▶ **EXERCISE BRIEF**
Look through the lines below and extract any with the word "this".

▶ **RECORDS SUPPLIED**
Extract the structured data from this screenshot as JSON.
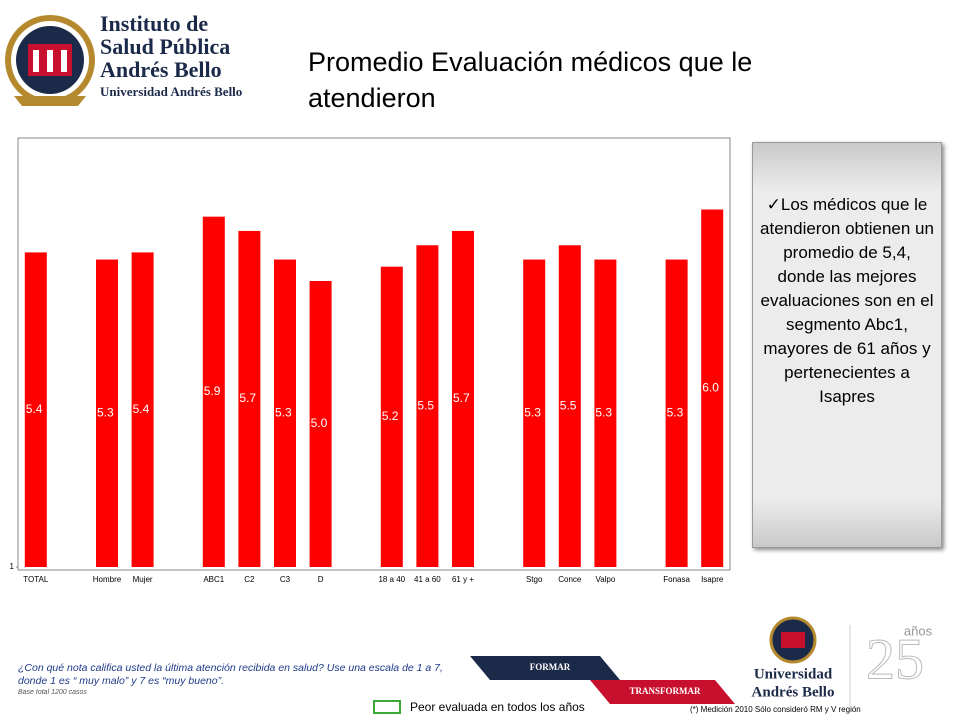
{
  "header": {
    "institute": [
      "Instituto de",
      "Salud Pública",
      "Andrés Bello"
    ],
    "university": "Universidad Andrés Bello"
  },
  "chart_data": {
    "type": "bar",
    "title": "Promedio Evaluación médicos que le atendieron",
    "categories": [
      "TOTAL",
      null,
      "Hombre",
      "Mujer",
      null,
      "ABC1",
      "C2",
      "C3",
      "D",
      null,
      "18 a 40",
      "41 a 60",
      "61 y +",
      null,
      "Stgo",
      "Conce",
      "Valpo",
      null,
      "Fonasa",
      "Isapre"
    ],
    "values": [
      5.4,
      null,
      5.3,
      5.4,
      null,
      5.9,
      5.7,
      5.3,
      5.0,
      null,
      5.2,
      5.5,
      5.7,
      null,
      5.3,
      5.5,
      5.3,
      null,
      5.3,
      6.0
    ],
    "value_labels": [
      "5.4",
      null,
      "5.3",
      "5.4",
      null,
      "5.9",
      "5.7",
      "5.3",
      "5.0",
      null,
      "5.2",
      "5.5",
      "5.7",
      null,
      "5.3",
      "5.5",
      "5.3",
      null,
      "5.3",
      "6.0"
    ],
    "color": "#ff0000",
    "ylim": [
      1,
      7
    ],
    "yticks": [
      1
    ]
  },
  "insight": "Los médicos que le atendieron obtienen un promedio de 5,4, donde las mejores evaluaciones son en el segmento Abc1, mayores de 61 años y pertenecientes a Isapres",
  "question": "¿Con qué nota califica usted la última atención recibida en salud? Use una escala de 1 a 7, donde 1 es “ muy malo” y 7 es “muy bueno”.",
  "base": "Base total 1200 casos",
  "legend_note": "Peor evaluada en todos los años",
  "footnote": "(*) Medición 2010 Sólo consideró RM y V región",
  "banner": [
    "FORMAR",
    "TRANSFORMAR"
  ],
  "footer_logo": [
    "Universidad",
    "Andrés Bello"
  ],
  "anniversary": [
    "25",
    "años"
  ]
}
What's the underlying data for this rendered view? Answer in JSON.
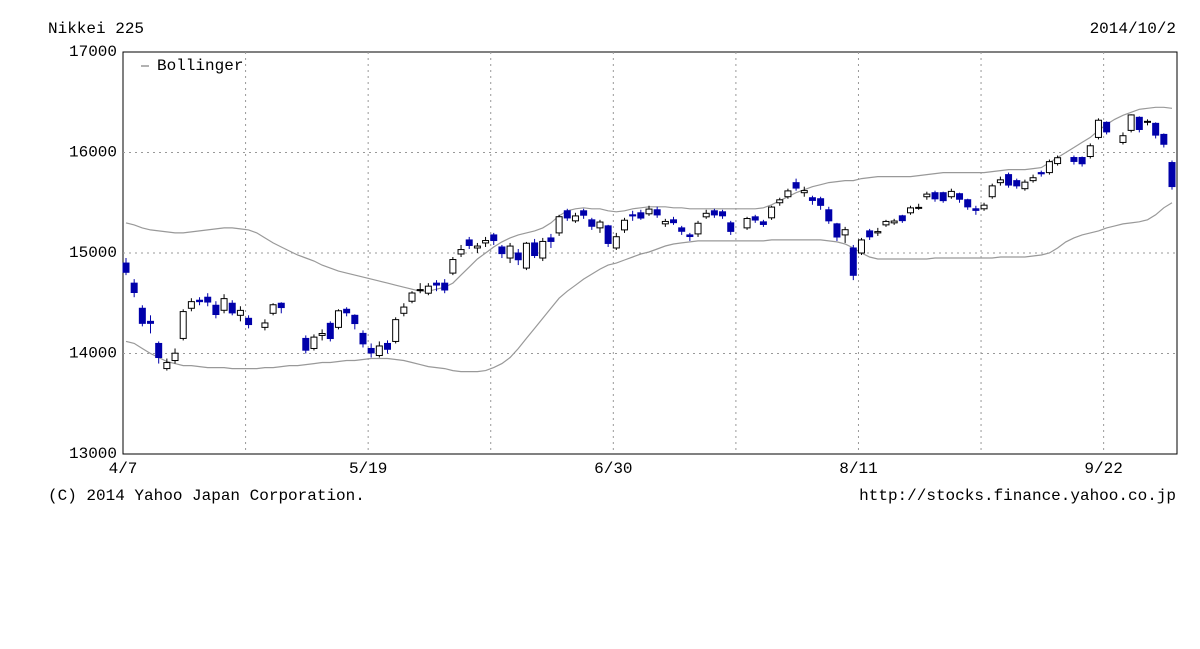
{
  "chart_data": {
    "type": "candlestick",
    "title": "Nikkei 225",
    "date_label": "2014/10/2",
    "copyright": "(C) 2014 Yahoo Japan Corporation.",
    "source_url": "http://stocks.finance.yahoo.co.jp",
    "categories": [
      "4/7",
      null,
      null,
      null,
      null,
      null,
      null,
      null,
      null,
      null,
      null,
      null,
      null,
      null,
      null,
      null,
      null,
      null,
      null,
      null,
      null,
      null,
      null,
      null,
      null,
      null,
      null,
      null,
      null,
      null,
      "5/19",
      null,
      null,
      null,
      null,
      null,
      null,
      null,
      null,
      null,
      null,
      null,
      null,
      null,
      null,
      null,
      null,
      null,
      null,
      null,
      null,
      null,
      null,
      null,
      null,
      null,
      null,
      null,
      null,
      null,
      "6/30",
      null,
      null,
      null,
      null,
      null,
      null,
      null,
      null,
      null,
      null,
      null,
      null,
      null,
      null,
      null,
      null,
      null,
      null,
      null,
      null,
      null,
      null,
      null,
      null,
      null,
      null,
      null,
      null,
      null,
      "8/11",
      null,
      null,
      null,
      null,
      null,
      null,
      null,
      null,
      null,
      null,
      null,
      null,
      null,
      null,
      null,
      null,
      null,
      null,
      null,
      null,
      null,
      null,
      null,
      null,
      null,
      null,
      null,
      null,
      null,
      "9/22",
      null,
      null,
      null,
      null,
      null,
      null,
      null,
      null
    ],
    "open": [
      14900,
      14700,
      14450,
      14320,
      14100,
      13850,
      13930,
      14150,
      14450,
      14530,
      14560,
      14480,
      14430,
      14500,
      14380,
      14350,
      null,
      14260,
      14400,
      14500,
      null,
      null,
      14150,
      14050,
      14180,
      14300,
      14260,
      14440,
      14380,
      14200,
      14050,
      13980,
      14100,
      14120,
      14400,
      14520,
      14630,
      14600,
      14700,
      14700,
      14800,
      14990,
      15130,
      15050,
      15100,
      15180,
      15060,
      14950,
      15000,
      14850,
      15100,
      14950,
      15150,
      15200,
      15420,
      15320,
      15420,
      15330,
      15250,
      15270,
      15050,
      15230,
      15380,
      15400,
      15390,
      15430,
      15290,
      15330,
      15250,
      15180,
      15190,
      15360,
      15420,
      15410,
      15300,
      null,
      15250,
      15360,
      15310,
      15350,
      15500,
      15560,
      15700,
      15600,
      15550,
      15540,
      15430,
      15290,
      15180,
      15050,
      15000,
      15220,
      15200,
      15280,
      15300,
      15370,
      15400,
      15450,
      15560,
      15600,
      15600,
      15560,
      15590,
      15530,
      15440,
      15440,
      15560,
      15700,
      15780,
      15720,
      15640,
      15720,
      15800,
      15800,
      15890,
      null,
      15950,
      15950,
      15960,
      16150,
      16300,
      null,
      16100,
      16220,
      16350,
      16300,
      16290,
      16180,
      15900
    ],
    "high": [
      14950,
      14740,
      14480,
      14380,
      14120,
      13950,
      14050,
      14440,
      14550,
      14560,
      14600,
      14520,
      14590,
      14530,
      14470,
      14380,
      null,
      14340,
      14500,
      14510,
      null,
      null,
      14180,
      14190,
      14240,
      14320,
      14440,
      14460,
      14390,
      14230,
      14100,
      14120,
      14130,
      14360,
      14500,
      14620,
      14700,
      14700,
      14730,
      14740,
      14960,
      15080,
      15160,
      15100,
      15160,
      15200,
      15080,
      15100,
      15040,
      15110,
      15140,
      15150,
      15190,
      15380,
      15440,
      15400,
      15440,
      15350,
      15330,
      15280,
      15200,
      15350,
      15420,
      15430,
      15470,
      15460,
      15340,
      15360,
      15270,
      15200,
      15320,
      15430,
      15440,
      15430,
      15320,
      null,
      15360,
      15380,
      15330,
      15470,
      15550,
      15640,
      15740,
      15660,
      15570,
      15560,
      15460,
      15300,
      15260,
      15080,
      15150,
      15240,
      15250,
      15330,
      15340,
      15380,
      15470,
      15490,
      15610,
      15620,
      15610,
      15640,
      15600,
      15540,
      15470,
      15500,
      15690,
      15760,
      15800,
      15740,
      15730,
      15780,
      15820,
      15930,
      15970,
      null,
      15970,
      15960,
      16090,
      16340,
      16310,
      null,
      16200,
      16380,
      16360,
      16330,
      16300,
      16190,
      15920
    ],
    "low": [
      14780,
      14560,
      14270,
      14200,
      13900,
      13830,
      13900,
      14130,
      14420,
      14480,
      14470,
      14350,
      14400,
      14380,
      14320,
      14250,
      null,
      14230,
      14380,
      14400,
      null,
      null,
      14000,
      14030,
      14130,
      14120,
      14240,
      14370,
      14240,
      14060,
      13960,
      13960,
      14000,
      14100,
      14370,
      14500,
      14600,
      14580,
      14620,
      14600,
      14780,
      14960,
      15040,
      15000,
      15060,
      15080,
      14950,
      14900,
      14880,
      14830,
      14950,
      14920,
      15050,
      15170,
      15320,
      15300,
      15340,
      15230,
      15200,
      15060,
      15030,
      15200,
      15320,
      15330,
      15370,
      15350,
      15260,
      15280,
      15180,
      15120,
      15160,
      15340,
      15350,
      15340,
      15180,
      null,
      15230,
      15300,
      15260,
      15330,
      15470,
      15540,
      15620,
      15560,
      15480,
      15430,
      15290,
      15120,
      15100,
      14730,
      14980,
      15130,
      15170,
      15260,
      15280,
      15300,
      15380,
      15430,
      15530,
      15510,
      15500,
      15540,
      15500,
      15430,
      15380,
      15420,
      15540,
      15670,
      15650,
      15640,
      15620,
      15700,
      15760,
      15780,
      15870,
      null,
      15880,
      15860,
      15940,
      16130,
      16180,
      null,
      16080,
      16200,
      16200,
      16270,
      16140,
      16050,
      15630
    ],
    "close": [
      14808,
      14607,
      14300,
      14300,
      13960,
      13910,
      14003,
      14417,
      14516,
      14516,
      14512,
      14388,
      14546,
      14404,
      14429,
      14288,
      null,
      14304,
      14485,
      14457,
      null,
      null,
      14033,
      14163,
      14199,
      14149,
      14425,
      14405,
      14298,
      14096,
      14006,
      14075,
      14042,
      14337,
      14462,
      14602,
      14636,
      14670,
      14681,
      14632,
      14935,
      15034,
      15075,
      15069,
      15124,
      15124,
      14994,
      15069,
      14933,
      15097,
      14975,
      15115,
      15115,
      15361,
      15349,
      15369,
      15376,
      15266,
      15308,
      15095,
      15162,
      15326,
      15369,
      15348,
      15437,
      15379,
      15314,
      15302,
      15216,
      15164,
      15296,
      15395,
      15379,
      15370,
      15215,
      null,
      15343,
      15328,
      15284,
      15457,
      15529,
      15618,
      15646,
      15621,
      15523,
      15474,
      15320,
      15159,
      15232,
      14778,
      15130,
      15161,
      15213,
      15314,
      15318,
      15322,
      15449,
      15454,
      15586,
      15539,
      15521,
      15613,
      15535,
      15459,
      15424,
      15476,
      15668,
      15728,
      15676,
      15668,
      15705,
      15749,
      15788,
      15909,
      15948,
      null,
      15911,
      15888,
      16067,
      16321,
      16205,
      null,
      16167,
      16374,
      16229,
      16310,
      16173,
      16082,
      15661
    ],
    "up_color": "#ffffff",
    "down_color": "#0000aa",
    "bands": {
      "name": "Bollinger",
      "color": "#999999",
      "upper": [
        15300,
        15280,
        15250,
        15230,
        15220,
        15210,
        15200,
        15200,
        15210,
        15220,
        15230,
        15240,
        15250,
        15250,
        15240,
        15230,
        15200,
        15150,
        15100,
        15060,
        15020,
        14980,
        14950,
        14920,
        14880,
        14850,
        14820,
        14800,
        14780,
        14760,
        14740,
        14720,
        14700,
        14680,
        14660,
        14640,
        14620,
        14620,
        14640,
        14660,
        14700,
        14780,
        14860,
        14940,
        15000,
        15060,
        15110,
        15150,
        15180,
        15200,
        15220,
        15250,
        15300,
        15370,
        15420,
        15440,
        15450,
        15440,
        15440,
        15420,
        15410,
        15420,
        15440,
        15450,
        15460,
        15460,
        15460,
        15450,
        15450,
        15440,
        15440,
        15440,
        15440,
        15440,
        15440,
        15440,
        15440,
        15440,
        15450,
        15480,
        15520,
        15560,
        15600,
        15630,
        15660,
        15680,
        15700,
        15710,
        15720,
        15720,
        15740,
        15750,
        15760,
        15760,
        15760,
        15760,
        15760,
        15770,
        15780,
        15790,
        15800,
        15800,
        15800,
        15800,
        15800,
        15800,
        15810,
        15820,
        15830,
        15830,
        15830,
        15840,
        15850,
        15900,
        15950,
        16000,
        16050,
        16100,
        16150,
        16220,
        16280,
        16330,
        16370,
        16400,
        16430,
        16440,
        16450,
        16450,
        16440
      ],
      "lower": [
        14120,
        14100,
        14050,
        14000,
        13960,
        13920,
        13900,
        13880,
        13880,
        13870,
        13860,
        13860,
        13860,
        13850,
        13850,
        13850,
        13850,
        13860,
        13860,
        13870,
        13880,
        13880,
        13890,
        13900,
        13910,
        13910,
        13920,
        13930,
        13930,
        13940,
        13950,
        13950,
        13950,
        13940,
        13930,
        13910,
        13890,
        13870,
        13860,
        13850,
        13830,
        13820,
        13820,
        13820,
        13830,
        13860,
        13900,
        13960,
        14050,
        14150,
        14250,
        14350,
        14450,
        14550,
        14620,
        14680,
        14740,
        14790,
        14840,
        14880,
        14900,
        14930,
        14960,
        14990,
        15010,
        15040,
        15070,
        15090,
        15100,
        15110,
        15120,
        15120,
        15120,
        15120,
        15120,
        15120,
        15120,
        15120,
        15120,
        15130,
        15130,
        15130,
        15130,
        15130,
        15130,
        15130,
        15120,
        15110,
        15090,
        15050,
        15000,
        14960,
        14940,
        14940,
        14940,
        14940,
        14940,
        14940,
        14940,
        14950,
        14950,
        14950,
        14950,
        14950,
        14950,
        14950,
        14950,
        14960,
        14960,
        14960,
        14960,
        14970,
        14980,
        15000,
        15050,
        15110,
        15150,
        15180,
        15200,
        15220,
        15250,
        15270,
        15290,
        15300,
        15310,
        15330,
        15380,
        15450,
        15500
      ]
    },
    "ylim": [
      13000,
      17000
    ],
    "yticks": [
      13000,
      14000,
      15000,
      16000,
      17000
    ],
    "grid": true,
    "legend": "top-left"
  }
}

▶ **ANSWER IN FULL**
Extract the structured data from this screenshot as JSON.
What's the underlying data for this rendered view? Answer in JSON.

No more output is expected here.